# Start of Entries
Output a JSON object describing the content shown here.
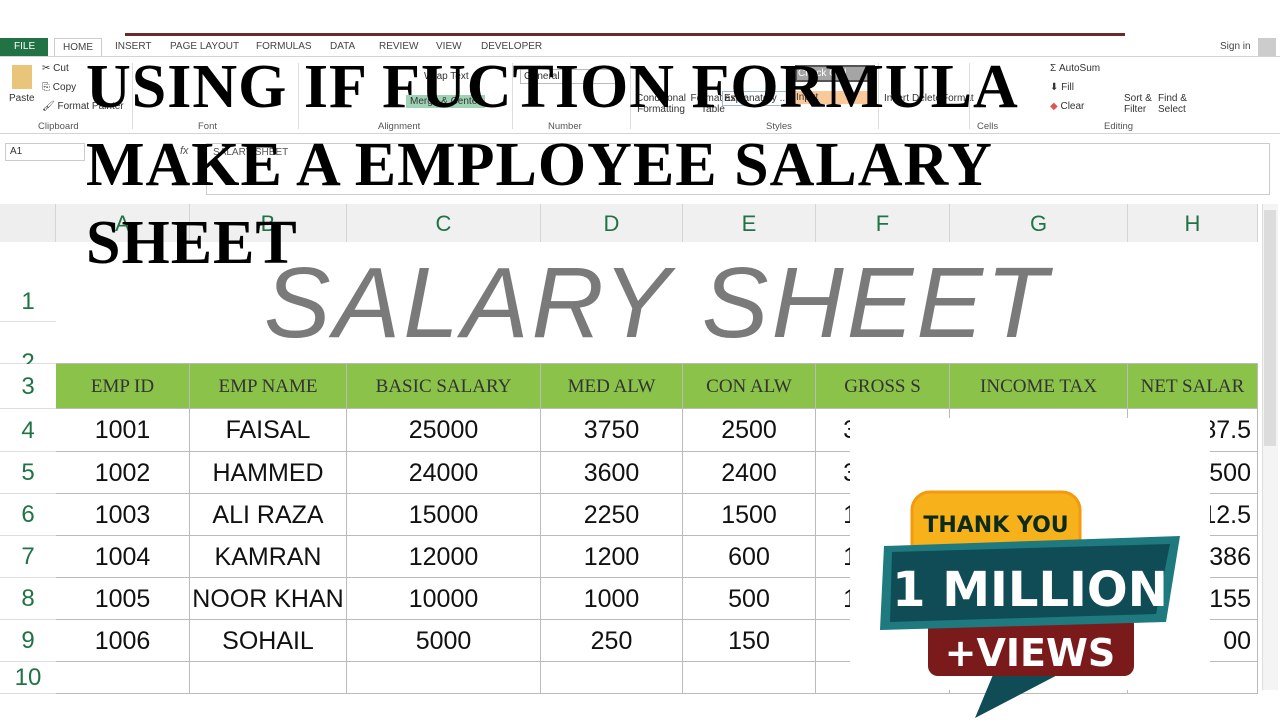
{
  "ribbon": {
    "tabs": [
      "FILE",
      "HOME",
      "INSERT",
      "PAGE LAYOUT",
      "FORMULAS",
      "DATA",
      "REVIEW",
      "VIEW",
      "DEVELOPER"
    ],
    "sign_in": "Sign in",
    "clipboard": {
      "paste": "Paste",
      "cut": "Cut",
      "copy": "Copy",
      "format_painter": "Format Painter",
      "label": "Clipboard"
    },
    "font_label": "Font",
    "alignment": {
      "wrap": "Wrap Text",
      "merge": "Merge & Center",
      "label": "Alignment"
    },
    "number": {
      "format": "General",
      "label": "Number"
    },
    "styles": {
      "conditional": "Conditional Formatting",
      "format_table": "Format as Table",
      "explanatory": "Explanatory ...",
      "check_cell": "Check Cell",
      "input": "Input",
      "label": "Styles"
    },
    "cells": {
      "insert": "Insert",
      "delete": "Delete",
      "format": "Format",
      "label": "Cells"
    },
    "editing": {
      "autosum": "AutoSum",
      "fill": "Fill",
      "clear": "Clear",
      "sort": "Sort & Filter",
      "find": "Find & Select",
      "label": "Editing"
    }
  },
  "formula_bar": {
    "name_box": "A1",
    "fx": "fx",
    "value": "SALARY SHEET"
  },
  "overlay_title": [
    "USING IF FUCTION FORMULA",
    "MAKE A EMPLOYEE SALARY",
    "SHEET"
  ],
  "columns": [
    "A",
    "B",
    "C",
    "D",
    "E",
    "F",
    "G",
    "H"
  ],
  "rows": [
    "1",
    "2",
    "3",
    "4",
    "5",
    "6",
    "7",
    "8",
    "9",
    "10"
  ],
  "sheet_title": "SALARY SHEET",
  "headers": [
    "EMP ID",
    "EMP NAME",
    "BASIC SALARY",
    "MED ALW",
    "CON ALW",
    "GROSS S",
    "INCOME TAX",
    "NET SALAR"
  ],
  "data": [
    [
      "1001",
      "FAISAL",
      "25000",
      "3750",
      "2500",
      "3",
      "",
      "87.5"
    ],
    [
      "1002",
      "HAMMED",
      "24000",
      "3600",
      "2400",
      "3",
      "",
      "500"
    ],
    [
      "1003",
      "ALI RAZA",
      "15000",
      "2250",
      "1500",
      "1",
      "",
      "12.5"
    ],
    [
      "1004",
      "KAMRAN",
      "12000",
      "1200",
      "600",
      "1",
      "",
      "386"
    ],
    [
      "1005",
      "NOOR KHAN",
      "10000",
      "1000",
      "500",
      "1",
      "",
      "155"
    ],
    [
      "1006",
      "SOHAIL",
      "5000",
      "250",
      "150",
      "",
      "",
      "00"
    ]
  ],
  "badge": {
    "thank": "THANK YOU",
    "million": "1 MILLION",
    "views": "+VIEWS",
    "colors": {
      "yellow": "#f7b21b",
      "teal": "#0f4c55",
      "red": "#7a1a1a"
    }
  },
  "colors": {
    "header_green": "#8bc34a",
    "excel_green": "#217346"
  }
}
# End of Entries
__What this task involves__. In the listing, find every line containing the word "SHEET" and list it.

__Complete response__.
    "value": "SALARY SHEET"
    "SHEET"
  "sheet_title": "SALARY SHEET",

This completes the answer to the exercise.